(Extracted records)
* Start *

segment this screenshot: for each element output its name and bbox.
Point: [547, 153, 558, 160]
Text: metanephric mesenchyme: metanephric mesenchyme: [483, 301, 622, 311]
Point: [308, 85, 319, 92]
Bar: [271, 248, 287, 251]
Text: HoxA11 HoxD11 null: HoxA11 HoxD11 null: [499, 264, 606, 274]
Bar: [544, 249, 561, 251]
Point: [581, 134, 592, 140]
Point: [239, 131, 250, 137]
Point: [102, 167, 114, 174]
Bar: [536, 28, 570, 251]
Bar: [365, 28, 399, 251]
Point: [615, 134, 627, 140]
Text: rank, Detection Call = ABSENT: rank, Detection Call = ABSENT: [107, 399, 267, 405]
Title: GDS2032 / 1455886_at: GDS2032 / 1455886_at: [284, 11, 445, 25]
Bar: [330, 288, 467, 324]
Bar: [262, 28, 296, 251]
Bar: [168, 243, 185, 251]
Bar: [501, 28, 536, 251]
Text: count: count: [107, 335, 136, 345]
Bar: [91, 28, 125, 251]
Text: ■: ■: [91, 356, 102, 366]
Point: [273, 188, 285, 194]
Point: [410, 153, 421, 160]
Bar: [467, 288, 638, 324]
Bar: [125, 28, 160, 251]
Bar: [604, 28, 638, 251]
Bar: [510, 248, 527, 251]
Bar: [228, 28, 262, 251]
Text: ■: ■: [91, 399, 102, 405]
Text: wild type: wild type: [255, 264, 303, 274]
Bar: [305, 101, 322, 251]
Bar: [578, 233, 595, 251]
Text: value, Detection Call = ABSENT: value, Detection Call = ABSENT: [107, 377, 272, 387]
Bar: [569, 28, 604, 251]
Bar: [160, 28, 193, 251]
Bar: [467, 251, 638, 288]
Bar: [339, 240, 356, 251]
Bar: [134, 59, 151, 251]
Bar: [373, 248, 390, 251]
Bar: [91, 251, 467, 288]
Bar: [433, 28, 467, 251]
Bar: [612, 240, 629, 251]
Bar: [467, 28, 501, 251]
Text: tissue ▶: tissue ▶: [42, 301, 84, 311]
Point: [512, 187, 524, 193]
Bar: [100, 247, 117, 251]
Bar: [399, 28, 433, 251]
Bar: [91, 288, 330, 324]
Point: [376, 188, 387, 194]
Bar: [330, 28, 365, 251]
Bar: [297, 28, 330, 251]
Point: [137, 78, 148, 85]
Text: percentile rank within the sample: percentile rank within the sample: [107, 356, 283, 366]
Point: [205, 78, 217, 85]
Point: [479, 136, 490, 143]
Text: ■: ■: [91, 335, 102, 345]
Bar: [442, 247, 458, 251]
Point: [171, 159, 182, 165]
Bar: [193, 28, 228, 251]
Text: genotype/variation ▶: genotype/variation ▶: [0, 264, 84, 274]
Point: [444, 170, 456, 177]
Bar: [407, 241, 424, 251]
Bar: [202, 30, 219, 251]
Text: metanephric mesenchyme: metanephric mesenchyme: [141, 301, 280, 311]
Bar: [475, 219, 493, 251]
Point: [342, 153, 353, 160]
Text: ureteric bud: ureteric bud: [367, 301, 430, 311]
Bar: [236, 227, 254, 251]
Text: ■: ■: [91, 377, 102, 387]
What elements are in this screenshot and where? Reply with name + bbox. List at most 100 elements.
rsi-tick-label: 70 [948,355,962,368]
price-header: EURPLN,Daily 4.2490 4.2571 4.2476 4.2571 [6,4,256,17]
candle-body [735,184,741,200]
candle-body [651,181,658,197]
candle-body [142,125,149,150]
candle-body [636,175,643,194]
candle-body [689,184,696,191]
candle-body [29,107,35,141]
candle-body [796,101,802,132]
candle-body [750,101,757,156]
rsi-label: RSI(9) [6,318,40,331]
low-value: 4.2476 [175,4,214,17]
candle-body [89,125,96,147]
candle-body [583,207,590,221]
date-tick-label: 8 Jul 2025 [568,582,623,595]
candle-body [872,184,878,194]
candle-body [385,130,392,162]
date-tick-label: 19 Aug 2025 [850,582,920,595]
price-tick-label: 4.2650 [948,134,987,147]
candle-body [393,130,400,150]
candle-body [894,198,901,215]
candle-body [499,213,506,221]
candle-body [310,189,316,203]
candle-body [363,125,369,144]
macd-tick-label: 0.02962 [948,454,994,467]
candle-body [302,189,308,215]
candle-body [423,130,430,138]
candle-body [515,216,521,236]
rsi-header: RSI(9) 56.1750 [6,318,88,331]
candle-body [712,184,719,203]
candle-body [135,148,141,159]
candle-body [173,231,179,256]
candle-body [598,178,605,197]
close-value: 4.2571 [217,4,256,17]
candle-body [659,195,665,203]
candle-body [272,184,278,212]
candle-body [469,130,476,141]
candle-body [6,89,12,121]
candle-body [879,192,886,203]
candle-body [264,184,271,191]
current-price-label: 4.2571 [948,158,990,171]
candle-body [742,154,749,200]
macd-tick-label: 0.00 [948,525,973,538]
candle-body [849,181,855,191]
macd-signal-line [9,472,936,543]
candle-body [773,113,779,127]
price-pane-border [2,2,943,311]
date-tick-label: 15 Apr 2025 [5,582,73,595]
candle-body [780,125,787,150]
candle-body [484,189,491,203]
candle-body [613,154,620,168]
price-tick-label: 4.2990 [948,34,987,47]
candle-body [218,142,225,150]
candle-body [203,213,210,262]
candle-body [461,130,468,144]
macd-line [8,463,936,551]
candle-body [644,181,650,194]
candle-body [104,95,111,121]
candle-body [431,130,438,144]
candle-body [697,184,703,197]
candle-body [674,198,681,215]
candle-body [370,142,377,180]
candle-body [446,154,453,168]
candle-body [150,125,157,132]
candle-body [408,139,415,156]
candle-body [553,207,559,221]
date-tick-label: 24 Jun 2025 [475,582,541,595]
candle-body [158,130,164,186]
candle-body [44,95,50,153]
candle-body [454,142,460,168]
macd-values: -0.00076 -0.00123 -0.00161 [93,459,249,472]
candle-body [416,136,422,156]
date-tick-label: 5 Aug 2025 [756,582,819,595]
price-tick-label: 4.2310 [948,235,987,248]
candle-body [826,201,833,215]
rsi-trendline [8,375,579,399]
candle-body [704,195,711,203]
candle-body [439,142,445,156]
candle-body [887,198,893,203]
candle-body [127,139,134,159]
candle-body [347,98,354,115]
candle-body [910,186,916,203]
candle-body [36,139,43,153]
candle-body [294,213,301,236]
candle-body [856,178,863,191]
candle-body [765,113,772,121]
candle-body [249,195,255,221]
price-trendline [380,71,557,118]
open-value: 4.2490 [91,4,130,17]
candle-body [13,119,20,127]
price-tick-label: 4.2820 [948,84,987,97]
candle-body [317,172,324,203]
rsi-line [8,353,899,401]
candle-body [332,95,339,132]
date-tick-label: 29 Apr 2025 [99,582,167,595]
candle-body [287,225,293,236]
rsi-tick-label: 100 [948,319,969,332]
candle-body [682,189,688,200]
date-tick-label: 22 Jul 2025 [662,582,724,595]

* End *

◆ **WRITTEN EXERCISE**:
Copy out word for word everything from the first of the rows down to the row that contains "Point: [342, 153, 353, 160]", including both of those rows.

◆ **TASK RESPONSE**:
segment this screenshot: for each element output its name and bbox.
Point: [547, 153, 558, 160]
Text: metanephric mesenchyme: metanephric mesenchyme: [483, 301, 622, 311]
Point: [308, 85, 319, 92]
Bar: [271, 248, 287, 251]
Text: HoxA11 HoxD11 null: HoxA11 HoxD11 null: [499, 264, 606, 274]
Bar: [544, 249, 561, 251]
Point: [581, 134, 592, 140]
Point: [239, 131, 250, 137]
Point: [102, 167, 114, 174]
Bar: [536, 28, 570, 251]
Bar: [365, 28, 399, 251]
Point: [615, 134, 627, 140]
Text: rank, Detection Call = ABSENT: rank, Detection Call = ABSENT: [107, 399, 267, 405]
Title: GDS2032 / 1455886_at: GDS2032 / 1455886_at: [284, 11, 445, 25]
Bar: [330, 288, 467, 324]
Bar: [262, 28, 296, 251]
Bar: [168, 243, 185, 251]
Bar: [501, 28, 536, 251]
Text: count: count: [107, 335, 136, 345]
Bar: [91, 28, 125, 251]
Text: ■: ■: [91, 356, 102, 366]
Point: [273, 188, 285, 194]
Point: [410, 153, 421, 160]
Bar: [467, 288, 638, 324]
Bar: [125, 28, 160, 251]
Bar: [604, 28, 638, 251]
Bar: [510, 248, 527, 251]
Bar: [228, 28, 262, 251]
Text: ■: ■: [91, 399, 102, 405]
Text: wild type: wild type: [255, 264, 303, 274]
Bar: [305, 101, 322, 251]
Bar: [578, 233, 595, 251]
Text: value, Detection Call = ABSENT: value, Detection Call = ABSENT: [107, 377, 272, 387]
Bar: [569, 28, 604, 251]
Bar: [160, 28, 193, 251]
Bar: [467, 251, 638, 288]
Bar: [339, 240, 356, 251]
Bar: [134, 59, 151, 251]
Bar: [373, 248, 390, 251]
Bar: [91, 251, 467, 288]
Bar: [433, 28, 467, 251]
Bar: [612, 240, 629, 251]
Bar: [467, 28, 501, 251]
Text: tissue ▶: tissue ▶: [42, 301, 84, 311]
Point: [512, 187, 524, 193]
Bar: [100, 247, 117, 251]
Bar: [399, 28, 433, 251]
Bar: [91, 288, 330, 324]
Point: [376, 188, 387, 194]
Bar: [330, 28, 365, 251]
Bar: [297, 28, 330, 251]
Point: [137, 78, 148, 85]
Text: percentile rank within the sample: percentile rank within the sample: [107, 356, 283, 366]
Point: [205, 78, 217, 85]
Point: [479, 136, 490, 143]
Text: ■: ■: [91, 335, 102, 345]
Bar: [442, 247, 458, 251]
Point: [171, 159, 182, 165]
Bar: [193, 28, 228, 251]
Text: genotype/variation ▶: genotype/variation ▶: [0, 264, 84, 274]
Point: [444, 170, 456, 177]
Bar: [407, 241, 424, 251]
Bar: [202, 30, 219, 251]
Text: metanephric mesenchyme: metanephric mesenchyme: [141, 301, 280, 311]
Bar: [475, 219, 493, 251]
Point: [342, 153, 353, 160]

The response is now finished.